───── Dataset content

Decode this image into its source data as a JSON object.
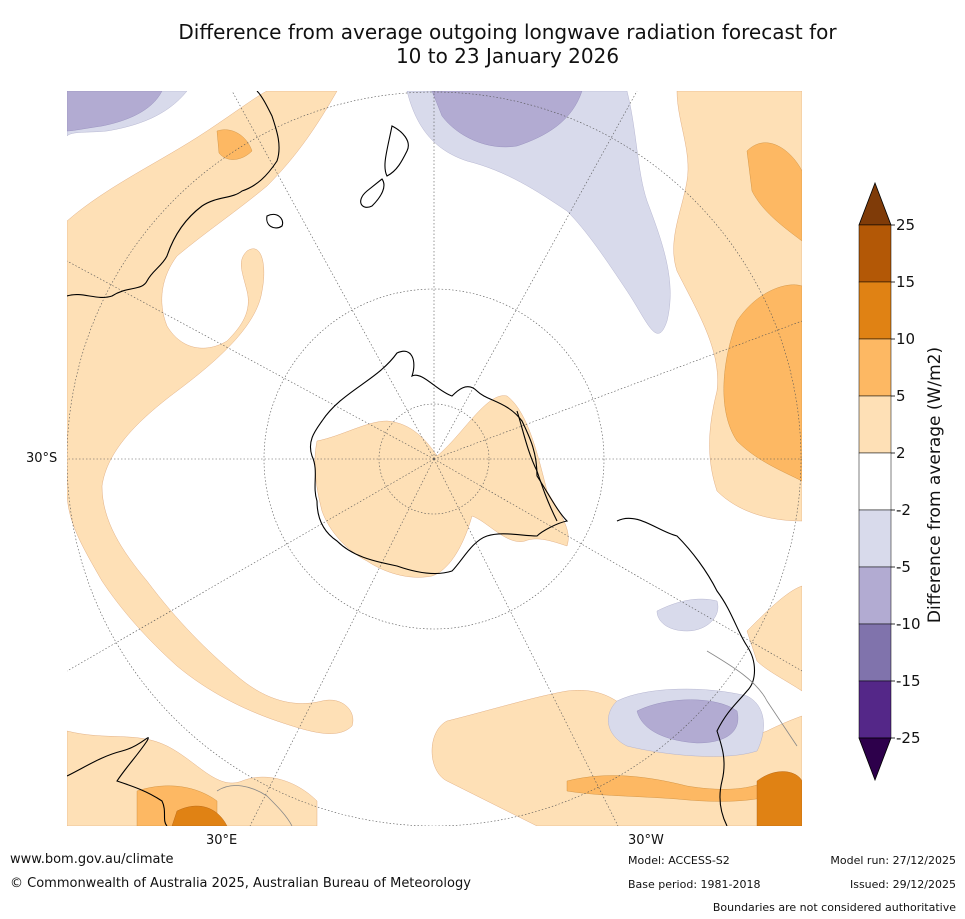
{
  "title": {
    "line1": "Difference from average outgoing longwave radiation forecast for",
    "line2": "10 to 23 January 2026"
  },
  "map": {
    "projection": "south-polar-stereographic",
    "lat_label": "30°S",
    "lon_labels": [
      "30°E",
      "30°W"
    ]
  },
  "legend": {
    "title": "Difference from average (W/m2)",
    "ticks": [
      "25",
      "15",
      "10",
      "5",
      "2",
      "-2",
      "-5",
      "-10",
      "-15",
      "-25"
    ],
    "colors": {
      "above_max": "#7f3b08",
      "c15_25": "#b35806",
      "c10_15": "#e08214",
      "c5_10": "#fdb863",
      "c2_5": "#fee0b6",
      "neutral": "#ffffff",
      "cm5_m2": "#d8daeb",
      "cm10_m5": "#b2abd2",
      "cm15_m10": "#8073ac",
      "cm25_m15": "#542788",
      "below_min": "#2d004b"
    }
  },
  "footer": {
    "website": "www.bom.gov.au/climate",
    "copyright": "© Commonwealth of Australia 2025, Australian Bureau of Meteorology",
    "model": "Model: ACCESS-S2",
    "base_period": "Base period: 1981-2018",
    "model_run": "Model run: 27/12/2025",
    "issued": "Issued: 29/12/2025",
    "disclaimer": "Boundaries are not considered authoritative"
  }
}
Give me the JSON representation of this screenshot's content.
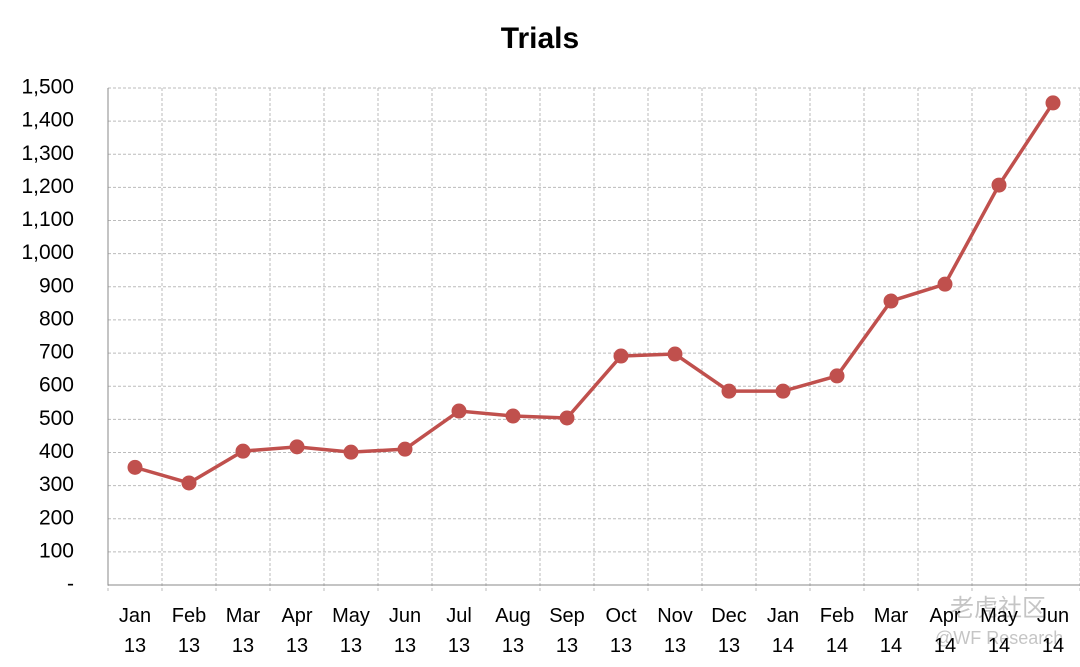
{
  "chart_data": {
    "type": "line",
    "title": "Trials",
    "categories": [
      "Jan 13",
      "Feb 13",
      "Mar 13",
      "Apr 13",
      "May 13",
      "Jun 13",
      "Jul 13",
      "Aug 13",
      "Sep 13",
      "Oct 13",
      "Nov 13",
      "Dec 13",
      "Jan 14",
      "Feb 14",
      "Mar 14",
      "Apr 14",
      "May 14",
      "Jun 14"
    ],
    "series": [
      {
        "name": "Trials",
        "color": "#c0504d",
        "values": [
          355,
          308,
          404,
          417,
          401,
          410,
          525,
          510,
          504,
          691,
          697,
          585,
          585,
          631,
          857,
          908,
          1207,
          1455
        ]
      }
    ],
    "ylim": [
      0,
      1500
    ],
    "yticks": [
      {
        "value": 0,
        "label": "-"
      },
      100,
      200,
      300,
      400,
      500,
      600,
      700,
      800,
      900,
      {
        "value": 1000,
        "label": "1,000"
      },
      {
        "value": 1100,
        "label": "1,100"
      },
      {
        "value": 1200,
        "label": "1,200"
      },
      {
        "value": 1300,
        "label": "1,300"
      },
      {
        "value": 1400,
        "label": "1,400"
      },
      {
        "value": 1500,
        "label": "1,500"
      }
    ],
    "grid": true,
    "watermark": [
      "老虎社区",
      "@WF Research"
    ]
  }
}
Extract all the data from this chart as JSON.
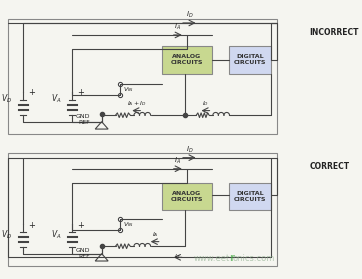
{
  "bg_color": "#f5f5f0",
  "border_color": "#888888",
  "analog_fill": "#c8d890",
  "digital_fill": "#d0d8f0",
  "text_color": "#222222",
  "line_color": "#444444",
  "arrow_color": "#444444",
  "incorrect_label": "INCORRECT",
  "correct_label": "CORRECT",
  "analog_label": "ANALOG\nCIRCUITS",
  "digital_label": "DIGITAL\nCIRCUITS",
  "gnd_label": "GND\nREF",
  "vd_label": "V_D",
  "va_label": "V_A",
  "vin_label": "V_IN",
  "id_label": "I_D",
  "ia_label": "I_A",
  "ia_id_label": "I_A + I_D"
}
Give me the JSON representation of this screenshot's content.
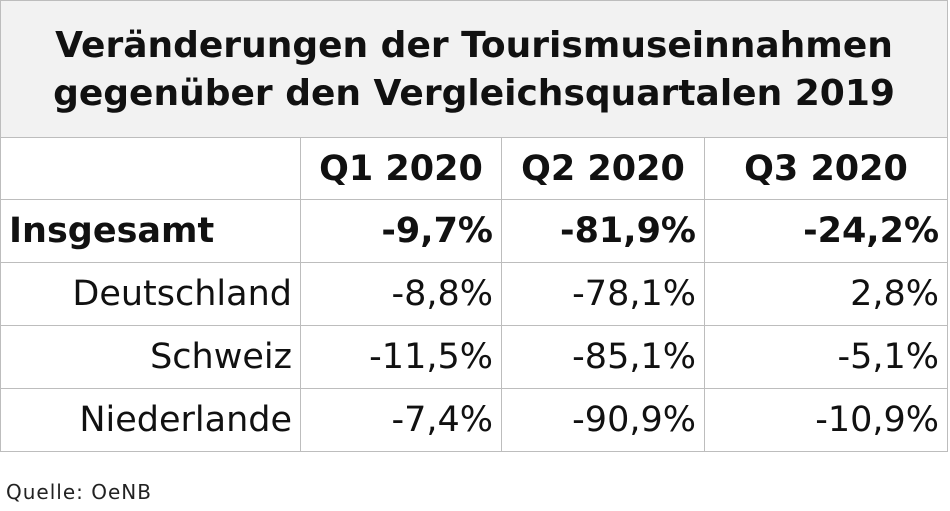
{
  "title_line1": "Veränderungen der Tourismuseinnahmen",
  "title_line2": "gegenüber den Vergleichsquartalen 2019",
  "columns": [
    "Q1 2020",
    "Q2 2020",
    "Q3 2020"
  ],
  "rows": [
    {
      "label": "Insgesamt",
      "values": [
        "-9,7%",
        "-81,9%",
        "-24,2%"
      ]
    },
    {
      "label": "Deutschland",
      "values": [
        "-8,8%",
        "-78,1%",
        "2,8%"
      ]
    },
    {
      "label": "Schweiz",
      "values": [
        "-11,5%",
        "-85,1%",
        "-5,1%"
      ]
    },
    {
      "label": "Niederlande",
      "values": [
        "-7,4%",
        "-90,9%",
        "-10,9%"
      ]
    }
  ],
  "source": "Quelle: OeNB"
}
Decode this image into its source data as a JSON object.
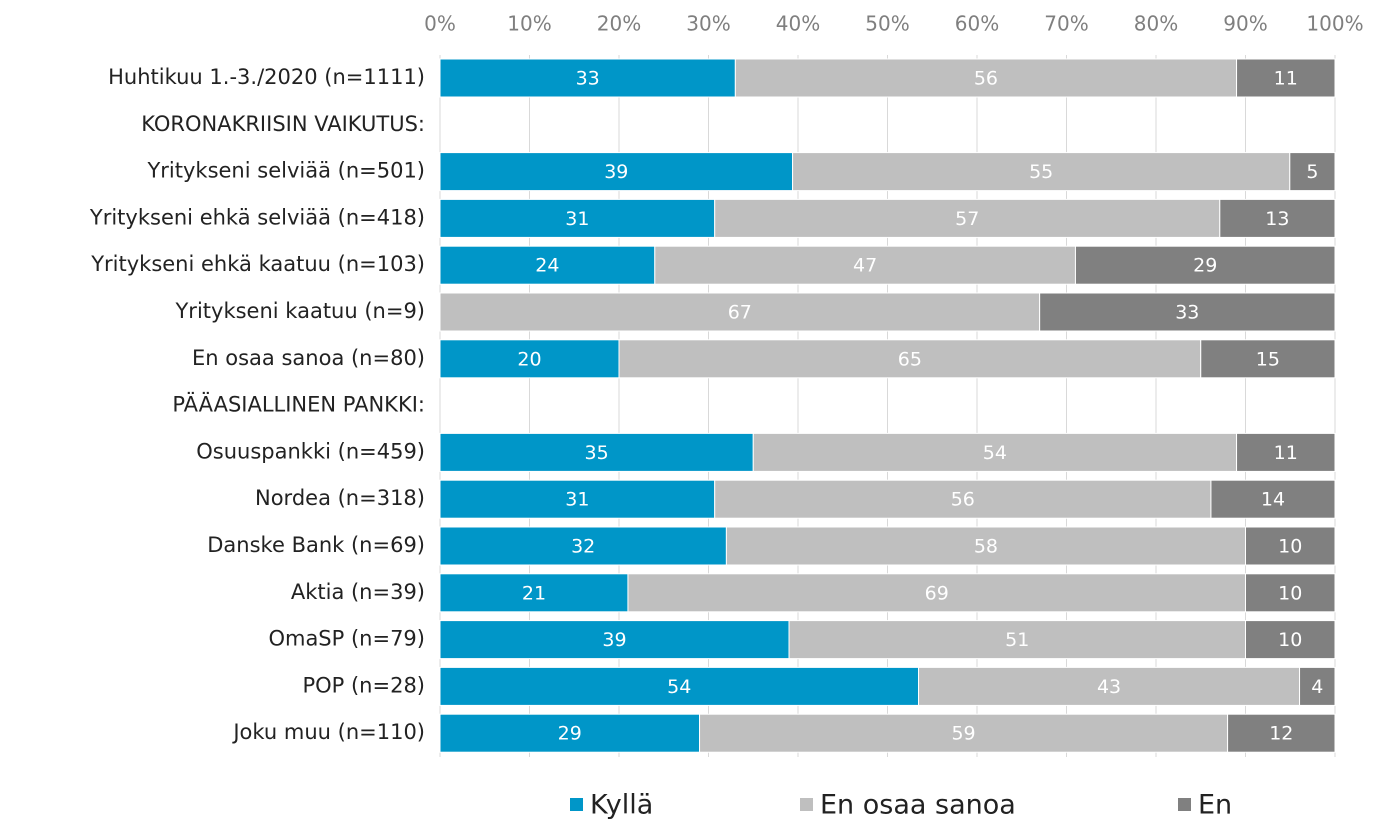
{
  "chart_data": {
    "type": "bar",
    "orientation": "horizontal",
    "stacked": "percent",
    "categories": [
      "Huhtikuu 1.-3./2020 (n=1111)",
      "KORONAKRIISIN VAIKUTUS:",
      "Yritykseni selviää (n=501)",
      "Yritykseni ehkä selviää (n=418)",
      "Yritykseni ehkä kaatuu (n=103)",
      "Yritykseni kaatuu (n=9)",
      "En osaa sanoa (n=80)",
      "PÄÄASIALLINEN PANKKI:",
      "Osuuspankki (n=459)",
      "Nordea (n=318)",
      "Danske Bank (n=69)",
      "Aktia (n=39)",
      "OmaSP (n=79)",
      "POP (n=28)",
      "Joku muu (n=110)"
    ],
    "series": [
      {
        "name": "Kyllä",
        "color": "#0096c8",
        "values": [
          33,
          null,
          39,
          31,
          24,
          null,
          20,
          null,
          35,
          31,
          32,
          21,
          39,
          54,
          29
        ]
      },
      {
        "name": "En osaa sanoa",
        "color": "#bfbfbf",
        "values": [
          56,
          null,
          55,
          57,
          47,
          67,
          65,
          null,
          54,
          56,
          58,
          69,
          51,
          43,
          59
        ]
      },
      {
        "name": "En",
        "color": "#808080",
        "values": [
          11,
          null,
          5,
          13,
          29,
          33,
          15,
          null,
          11,
          14,
          10,
          10,
          10,
          4,
          12
        ]
      }
    ],
    "xlim": [
      0,
      100
    ],
    "xticks": [
      {
        "value": 0,
        "label": "0%"
      },
      {
        "value": 10,
        "label": "10%"
      },
      {
        "value": 20,
        "label": "20%"
      },
      {
        "value": 30,
        "label": "30%"
      },
      {
        "value": 40,
        "label": "40%"
      },
      {
        "value": 50,
        "label": "50%"
      },
      {
        "value": 60,
        "label": "60%"
      },
      {
        "value": 70,
        "label": "70%"
      },
      {
        "value": 80,
        "label": "80%"
      },
      {
        "value": 90,
        "label": "90%"
      },
      {
        "value": 100,
        "label": "100%"
      }
    ],
    "grid": true,
    "legend": "bottom"
  }
}
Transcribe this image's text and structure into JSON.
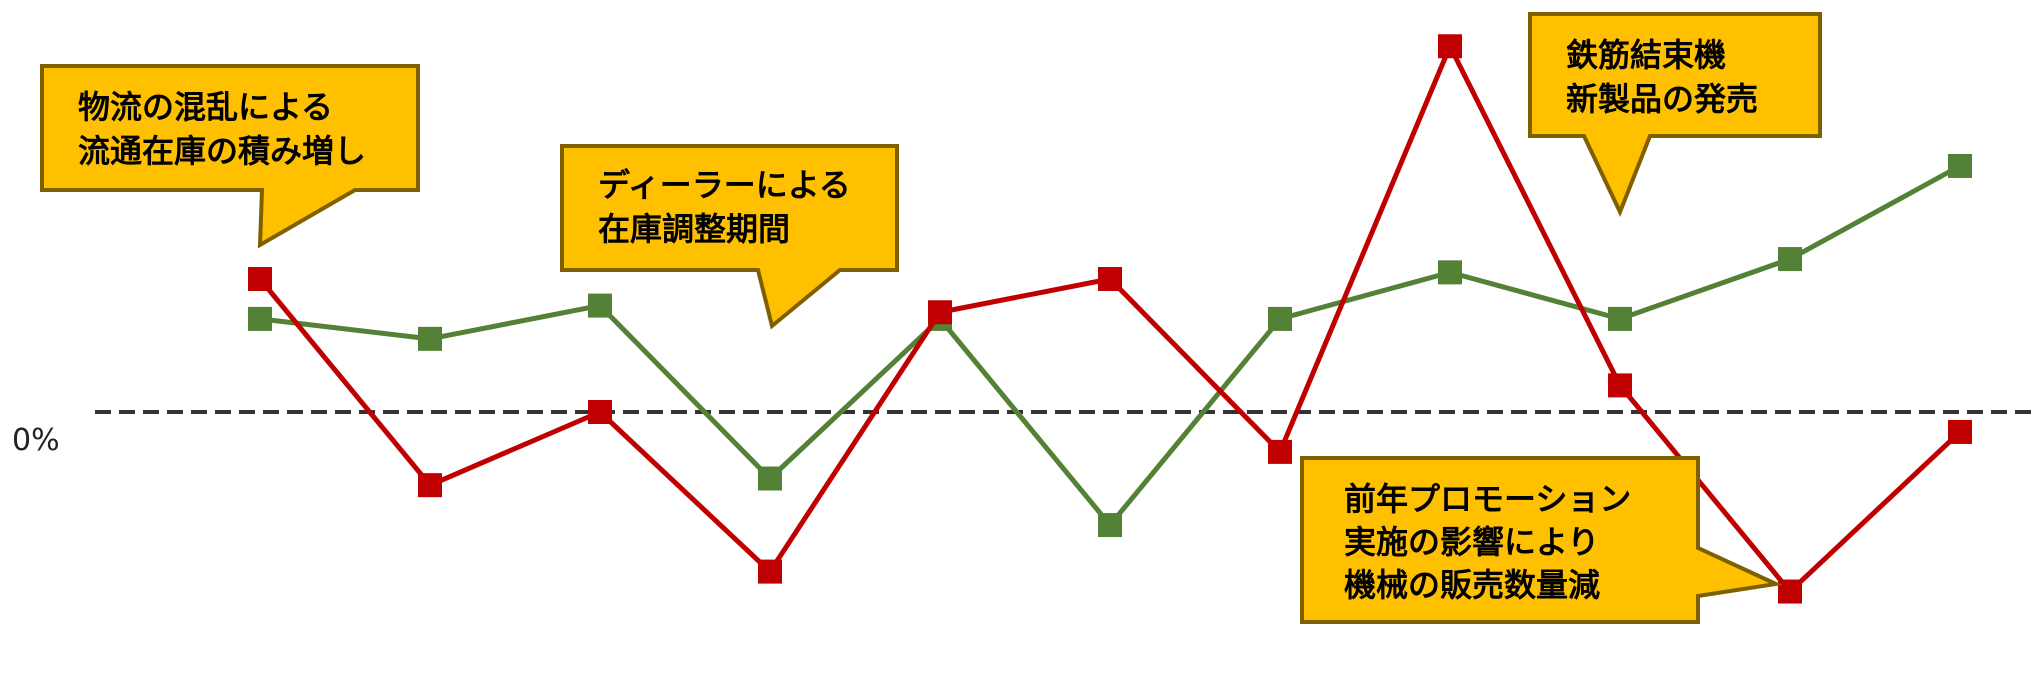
{
  "chart_data": {
    "type": "line",
    "zero_label": "0%",
    "ylim": [
      -1.3,
      2.9
    ],
    "series": [
      {
        "color": "#c00000",
        "values": [
          1.0,
          -0.55,
          0.0,
          -1.2,
          0.75,
          1.0,
          -0.3,
          2.75,
          0.2,
          -1.35,
          -0.15
        ]
      },
      {
        "color": "#538135",
        "values": [
          0.7,
          0.55,
          0.8,
          -0.5,
          0.7,
          -0.85,
          0.7,
          1.05,
          0.7,
          1.15,
          1.85
        ]
      }
    ],
    "annotations": [
      {
        "lines": [
          "物流の混乱による",
          "流通在庫の積み増し"
        ]
      },
      {
        "lines": [
          "ディーラーによる",
          "在庫調整期間"
        ]
      },
      {
        "lines": [
          "鉄筋結束機",
          "新製品の発売"
        ]
      },
      {
        "lines": [
          "前年プロモーション",
          "実施の影響により",
          "機械の販売数量減"
        ]
      }
    ],
    "colors": {
      "callout_fill": "#ffc000",
      "callout_border": "#7f6000",
      "zero_line": "#333333"
    }
  }
}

──────────

# Requirement
Repeat all the data as it stands, dropping any images it holds.

# Exercise response
Decode this image into its source data as a JSON object.
{
  "title": {
    "line1": "Difference from average outgoing longwave radiation forecast for",
    "line2": "10 to 23 January 2026"
  },
  "map": {
    "projection": "south-polar-stereographic",
    "lat_label": "30°S",
    "lon_labels": [
      "30°E",
      "30°W"
    ]
  },
  "legend": {
    "title": "Difference from average (W/m2)",
    "ticks": [
      "25",
      "15",
      "10",
      "5",
      "2",
      "-2",
      "-5",
      "-10",
      "-15",
      "-25"
    ],
    "colors": {
      "above_max": "#7f3b08",
      "c15_25": "#b35806",
      "c10_15": "#e08214",
      "c5_10": "#fdb863",
      "c2_5": "#fee0b6",
      "neutral": "#ffffff",
      "cm5_m2": "#d8daeb",
      "cm10_m5": "#b2abd2",
      "cm15_m10": "#8073ac",
      "cm25_m15": "#542788",
      "below_min": "#2d004b"
    }
  },
  "footer": {
    "website": "www.bom.gov.au/climate",
    "copyright": "© Commonwealth of Australia 2025, Australian Bureau of Meteorology",
    "model": "Model: ACCESS-S2",
    "base_period": "Base period: 1981-2018",
    "model_run": "Model run: 27/12/2025",
    "issued": "Issued: 29/12/2025",
    "disclaimer": "Boundaries are not considered authoritative"
  }
}
Give me the JSON representation of this screenshot's content.
{
  "chart_data": {
    "type": "line",
    "title": "Trials",
    "categories": [
      "Jan 13",
      "Feb 13",
      "Mar 13",
      "Apr 13",
      "May 13",
      "Jun 13",
      "Jul 13",
      "Aug 13",
      "Sep 13",
      "Oct 13",
      "Nov 13",
      "Dec 13",
      "Jan 14",
      "Feb 14",
      "Mar 14",
      "Apr 14",
      "May 14",
      "Jun 14"
    ],
    "series": [
      {
        "name": "Trials",
        "color": "#c0504d",
        "values": [
          355,
          308,
          404,
          417,
          401,
          410,
          525,
          510,
          504,
          691,
          697,
          585,
          585,
          631,
          857,
          908,
          1207,
          1455
        ]
      }
    ],
    "ylim": [
      0,
      1500
    ],
    "yticks": [
      {
        "value": 0,
        "label": "-"
      },
      100,
      200,
      300,
      400,
      500,
      600,
      700,
      800,
      900,
      {
        "value": 1000,
        "label": "1,000"
      },
      {
        "value": 1100,
        "label": "1,100"
      },
      {
        "value": 1200,
        "label": "1,200"
      },
      {
        "value": 1300,
        "label": "1,300"
      },
      {
        "value": 1400,
        "label": "1,400"
      },
      {
        "value": 1500,
        "label": "1,500"
      }
    ],
    "grid": true,
    "watermark": [
      "老虎社区",
      "@WF Research"
    ]
  }
}
Extract all the data from this chart as JSON.
{
  "bg_color": "#f5f5f0",
  "border_color": "#888888",
  "analog_fill": "#c8d890",
  "digital_fill": "#d0d8f0",
  "text_color": "#222222",
  "line_color": "#444444",
  "arrow_color": "#444444",
  "incorrect_label": "INCORRECT",
  "correct_label": "CORRECT",
  "analog_label": "ANALOG\nCIRCUITS",
  "digital_label": "DIGITAL\nCIRCUITS",
  "gnd_label": "GND\nREF",
  "vd_label": "V_D",
  "va_label": "V_A",
  "vin_label": "V_IN",
  "id_label": "I_D",
  "ia_label": "I_A",
  "ia_id_label": "I_A + I_D"
}
Give me the JSON representation of this screenshot's content.
{
  "title_line1": "Veränderungen der Tourismuseinnahmen",
  "title_line2": "gegenüber den Vergleichsquartalen 2019",
  "columns": [
    "Q1 2020",
    "Q2 2020",
    "Q3 2020"
  ],
  "rows": [
    {
      "label": "Insgesamt",
      "values": [
        "-9,7%",
        "-81,9%",
        "-24,2%"
      ]
    },
    {
      "label": "Deutschland",
      "values": [
        "-8,8%",
        "-78,1%",
        "2,8%"
      ]
    },
    {
      "label": "Schweiz",
      "values": [
        "-11,5%",
        "-85,1%",
        "-5,1%"
      ]
    },
    {
      "label": "Niederlande",
      "values": [
        "-7,4%",
        "-90,9%",
        "-10,9%"
      ]
    }
  ],
  "source": "Quelle: OeNB"
}
Decode this image into its source data as a JSON object.
{
  "chart_data": {
    "type": "bar",
    "orientation": "horizontal",
    "stacked": "percent",
    "categories": [
      "Huhtikuu 1.-3./2020 (n=1111)",
      "KORONAKRIISIN VAIKUTUS:",
      "Yritykseni selviää (n=501)",
      "Yritykseni ehkä selviää (n=418)",
      "Yritykseni ehkä kaatuu (n=103)",
      "Yritykseni kaatuu (n=9)",
      "En osaa sanoa (n=80)",
      "PÄÄASIALLINEN PANKKI:",
      "Osuuspankki (n=459)",
      "Nordea (n=318)",
      "Danske Bank (n=69)",
      "Aktia (n=39)",
      "OmaSP (n=79)",
      "POP (n=28)",
      "Joku muu (n=110)"
    ],
    "series": [
      {
        "name": "Kyllä",
        "color": "#0096c8",
        "values": [
          33,
          null,
          39,
          31,
          24,
          null,
          20,
          null,
          35,
          31,
          32,
          21,
          39,
          54,
          29
        ]
      },
      {
        "name": "En osaa sanoa",
        "color": "#bfbfbf",
        "values": [
          56,
          null,
          55,
          57,
          47,
          67,
          65,
          null,
          54,
          56,
          58,
          69,
          51,
          43,
          59
        ]
      },
      {
        "name": "En",
        "color": "#808080",
        "values": [
          11,
          null,
          5,
          13,
          29,
          33,
          15,
          null,
          11,
          14,
          10,
          10,
          10,
          4,
          12
        ]
      }
    ],
    "xlim": [
      0,
      100
    ],
    "xticks": [
      {
        "value": 0,
        "label": "0%"
      },
      {
        "value": 10,
        "label": "10%"
      },
      {
        "value": 20,
        "label": "20%"
      },
      {
        "value": 30,
        "label": "30%"
      },
      {
        "value": 40,
        "label": "40%"
      },
      {
        "value": 50,
        "label": "50%"
      },
      {
        "value": 60,
        "label": "60%"
      },
      {
        "value": 70,
        "label": "70%"
      },
      {
        "value": 80,
        "label": "80%"
      },
      {
        "value": 90,
        "label": "90%"
      },
      {
        "value": 100,
        "label": "100%"
      }
    ],
    "grid": true,
    "legend": "bottom"
  }
}
Transcribe this image's text and structure into JSON.
{
  "chart_data": {
    "type": "line",
    "zero_label": "0%",
    "ylim": [
      -1.3,
      2.9
    ],
    "series": [
      {
        "color": "#c00000",
        "values": [
          1.0,
          -0.55,
          0.0,
          -1.2,
          0.75,
          1.0,
          -0.3,
          2.75,
          0.2,
          -1.35,
          -0.15
        ]
      },
      {
        "color": "#538135",
        "values": [
          0.7,
          0.55,
          0.8,
          -0.5,
          0.7,
          -0.85,
          0.7,
          1.05,
          0.7,
          1.15,
          1.85
        ]
      }
    ],
    "annotations": [
      {
        "lines": [
          "物流の混乱による",
          "流通在庫の積み増し"
        ]
      },
      {
        "lines": [
          "ディーラーによる",
          "在庫調整期間"
        ]
      },
      {
        "lines": [
          "鉄筋結束機",
          "新製品の発売"
        ]
      },
      {
        "lines": [
          "前年プロモーション",
          "実施の影響により",
          "機械の販売数量減"
        ]
      }
    ],
    "colors": {
      "callout_fill": "#ffc000",
      "callout_border": "#7f6000",
      "zero_line": "#333333"
    }
  }
}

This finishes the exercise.